WHAT TO PRODUCE: Restate every entry word for word.

#### RAW DATA ####

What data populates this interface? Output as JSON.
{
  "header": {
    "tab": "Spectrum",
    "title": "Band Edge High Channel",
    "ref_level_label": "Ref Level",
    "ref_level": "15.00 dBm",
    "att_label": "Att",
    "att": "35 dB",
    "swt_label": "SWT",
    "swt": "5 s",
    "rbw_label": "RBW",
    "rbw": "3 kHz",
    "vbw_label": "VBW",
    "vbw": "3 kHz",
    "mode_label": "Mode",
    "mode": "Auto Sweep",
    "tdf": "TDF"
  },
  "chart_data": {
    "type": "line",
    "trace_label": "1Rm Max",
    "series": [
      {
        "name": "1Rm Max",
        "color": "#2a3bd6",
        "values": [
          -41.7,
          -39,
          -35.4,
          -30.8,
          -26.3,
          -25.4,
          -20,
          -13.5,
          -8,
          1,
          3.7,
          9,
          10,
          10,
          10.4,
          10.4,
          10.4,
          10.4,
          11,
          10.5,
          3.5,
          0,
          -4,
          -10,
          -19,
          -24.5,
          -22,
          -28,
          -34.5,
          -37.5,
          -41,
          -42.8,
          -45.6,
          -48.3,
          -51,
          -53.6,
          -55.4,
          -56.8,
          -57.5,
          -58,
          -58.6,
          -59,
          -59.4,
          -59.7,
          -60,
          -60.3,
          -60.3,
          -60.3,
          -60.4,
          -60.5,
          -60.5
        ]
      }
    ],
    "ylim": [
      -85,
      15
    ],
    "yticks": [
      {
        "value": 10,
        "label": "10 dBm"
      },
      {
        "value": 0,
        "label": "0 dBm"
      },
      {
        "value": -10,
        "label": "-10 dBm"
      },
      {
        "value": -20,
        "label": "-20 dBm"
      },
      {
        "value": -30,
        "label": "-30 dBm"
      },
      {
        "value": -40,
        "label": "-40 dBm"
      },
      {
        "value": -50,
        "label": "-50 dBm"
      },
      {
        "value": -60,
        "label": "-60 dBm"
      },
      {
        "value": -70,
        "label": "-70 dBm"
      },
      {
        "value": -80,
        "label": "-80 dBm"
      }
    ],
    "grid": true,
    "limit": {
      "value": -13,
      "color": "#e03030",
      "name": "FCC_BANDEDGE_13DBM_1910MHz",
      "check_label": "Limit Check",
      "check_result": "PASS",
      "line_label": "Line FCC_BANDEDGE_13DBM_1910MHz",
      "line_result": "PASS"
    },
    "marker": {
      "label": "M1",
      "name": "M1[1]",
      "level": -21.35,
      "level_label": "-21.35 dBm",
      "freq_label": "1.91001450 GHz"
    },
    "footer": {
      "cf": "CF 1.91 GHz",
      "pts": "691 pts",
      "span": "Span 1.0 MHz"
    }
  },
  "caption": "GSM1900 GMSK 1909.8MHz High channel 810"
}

####

FULL OUTPUT:
What data populates this interface? Output as JSON.
{
  "header": {
    "tab": "Spectrum",
    "title": "Band Edge High Channel",
    "ref_level_label": "Ref Level",
    "ref_level": "15.00 dBm",
    "att_label": "Att",
    "att": "35 dB",
    "swt_label": "SWT",
    "swt": "5 s",
    "rbw_label": "RBW",
    "rbw": "3 kHz",
    "vbw_label": "VBW",
    "vbw": "3 kHz",
    "mode_label": "Mode",
    "mode": "Auto Sweep",
    "tdf": "TDF"
  },
  "chart_data": {
    "type": "line",
    "trace_label": "1Rm Max",
    "series": [
      {
        "name": "1Rm Max",
        "color": "#2a3bd6",
        "values": [
          -41.7,
          -39,
          -35.4,
          -30.8,
          -26.3,
          -25.4,
          -20,
          -13.5,
          -8,
          1,
          3.7,
          9,
          10,
          10,
          10.4,
          10.4,
          10.4,
          10.4,
          11,
          10.5,
          3.5,
          0,
          -4,
          -10,
          -19,
          -24.5,
          -22,
          -28,
          -34.5,
          -37.5,
          -41,
          -42.8,
          -45.6,
          -48.3,
          -51,
          -53.6,
          -55.4,
          -56.8,
          -57.5,
          -58,
          -58.6,
          -59,
          -59.4,
          -59.7,
          -60,
          -60.3,
          -60.3,
          -60.3,
          -60.4,
          -60.5,
          -60.5
        ]
      }
    ],
    "ylim": [
      -85,
      15
    ],
    "yticks": [
      {
        "value": 10,
        "label": "10 dBm"
      },
      {
        "value": 0,
        "label": "0 dBm"
      },
      {
        "value": -10,
        "label": "-10 dBm"
      },
      {
        "value": -20,
        "label": "-20 dBm"
      },
      {
        "value": -30,
        "label": "-30 dBm"
      },
      {
        "value": -40,
        "label": "-40 dBm"
      },
      {
        "value": -50,
        "label": "-50 dBm"
      },
      {
        "value": -60,
        "label": "-60 dBm"
      },
      {
        "value": -70,
        "label": "-70 dBm"
      },
      {
        "value": -80,
        "label": "-80 dBm"
      }
    ],
    "grid": true,
    "limit": {
      "value": -13,
      "color": "#e03030",
      "name": "FCC_BANDEDGE_13DBM_1910MHz",
      "check_label": "Limit Check",
      "check_result": "PASS",
      "line_label": "Line FCC_BANDEDGE_13DBM_1910MHz",
      "line_result": "PASS"
    },
    "marker": {
      "label": "M1",
      "name": "M1[1]",
      "level": -21.35,
      "level_label": "-21.35 dBm",
      "freq_label": "1.91001450 GHz"
    },
    "footer": {
      "cf": "CF 1.91 GHz",
      "pts": "691 pts",
      "span": "Span 1.0 MHz"
    }
  },
  "caption": "GSM1900 GMSK 1909.8MHz High channel 810"
}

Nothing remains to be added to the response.